#### Task statement:
Tally how many lines of these entries hold the string "Device". Return the number alone.
┌────────
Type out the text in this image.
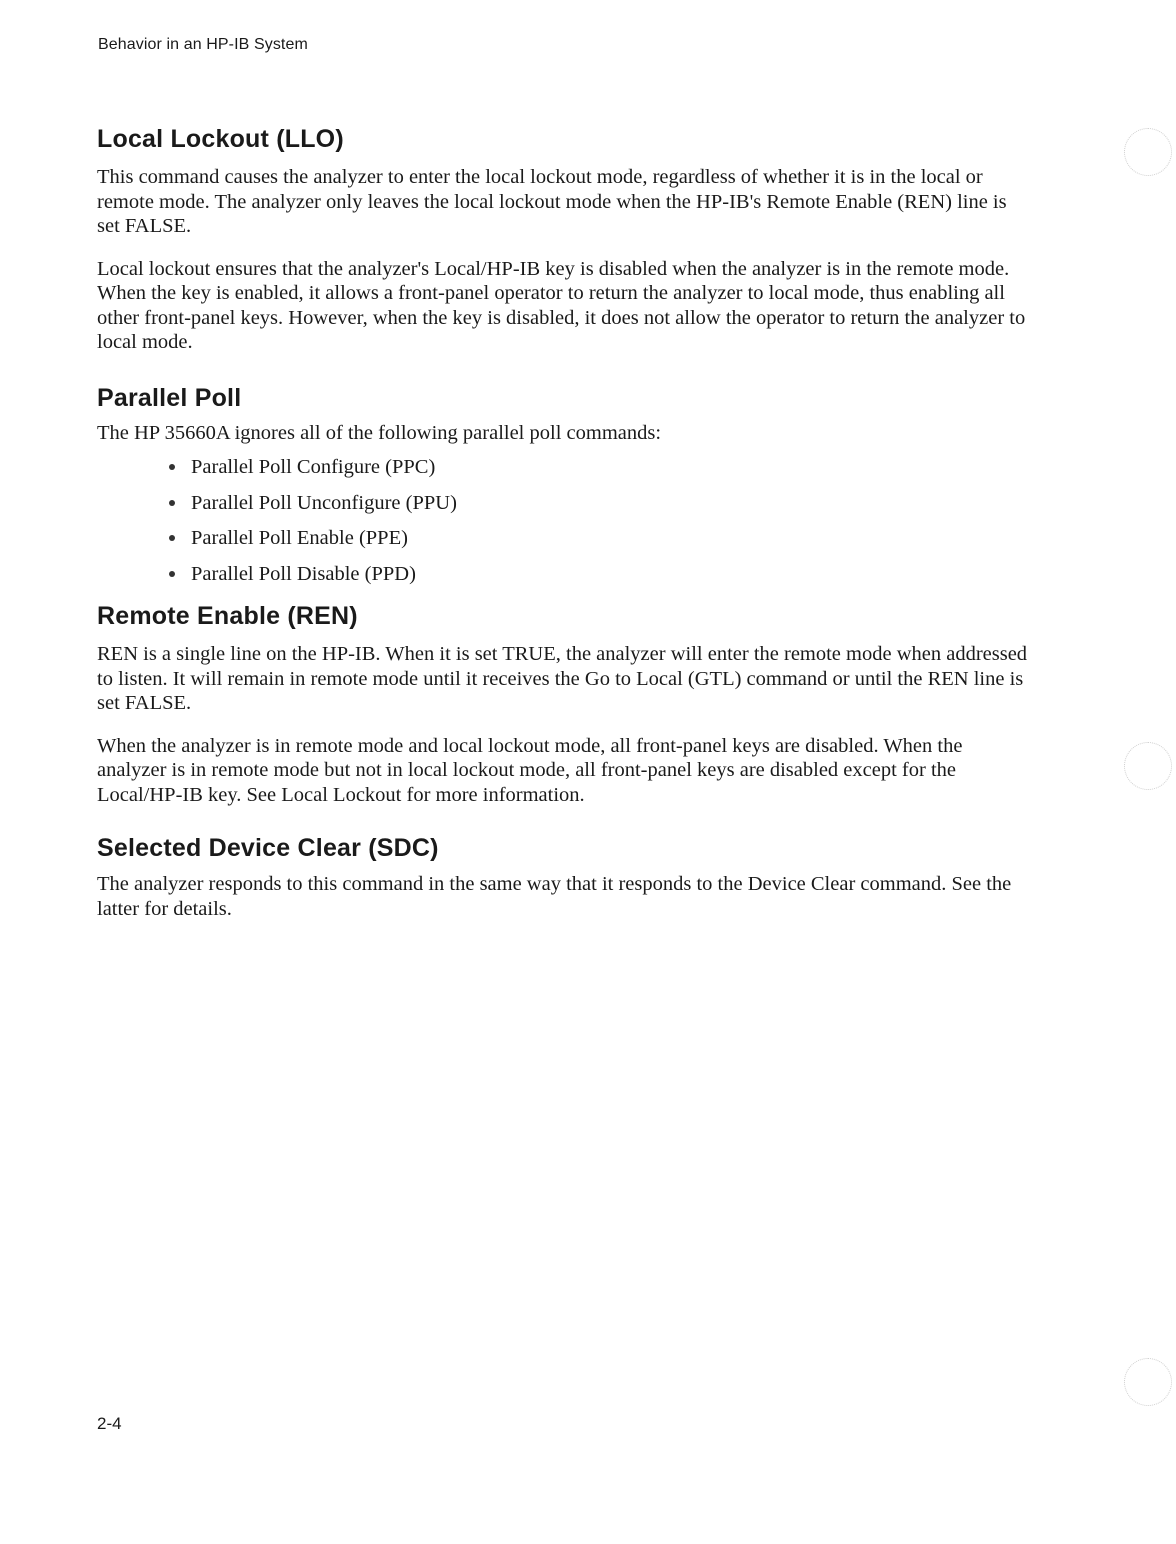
Behavior in an HP-IB System
Local Lockout (LLO)

This command causes the analyzer to enter the local lockout mode, regardless of whether it is in the local or remote mode. The analyzer only leaves the local lockout mode when the HP-IB's Remote Enable (REN) line is set FALSE.

Local lockout ensures that the analyzer's Local/HP-IB key is disabled when the analyzer is in the remote mode. When the key is enabled, it allows a front-panel operator to return the analyzer to local mode, thus enabling all other front-panel keys. However, when the key is disabled, it does not allow the operator to return the analyzer to local mode.

Parallel Poll

The HP 35660A ignores all of the following parallel poll commands:

Parallel Poll Configure (PPC)
Parallel Poll Unconfigure (PPU)
Parallel Poll Enable (PPE)
Parallel Poll Disable (PPD)
Remote Enable (REN)

REN is a single line on the HP-IB. When it is set TRUE, the analyzer will enter the remote mode when addressed to listen. It will remain in remote mode until it receives the Go to Local (GTL) command or until the REN line is set FALSE.

When the analyzer is in remote mode and local lockout mode, all front-panel keys are disabled. When the analyzer is in remote mode but not in local lockout mode, all front-panel keys are disabled except for the Local/HP-IB key. See Local Lockout for more information.

Selected Device Clear (SDC)

The analyzer responds to this command in the same way that it responds to the Device Clear command. See the latter for details.

2-4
└────────
#### The result:
2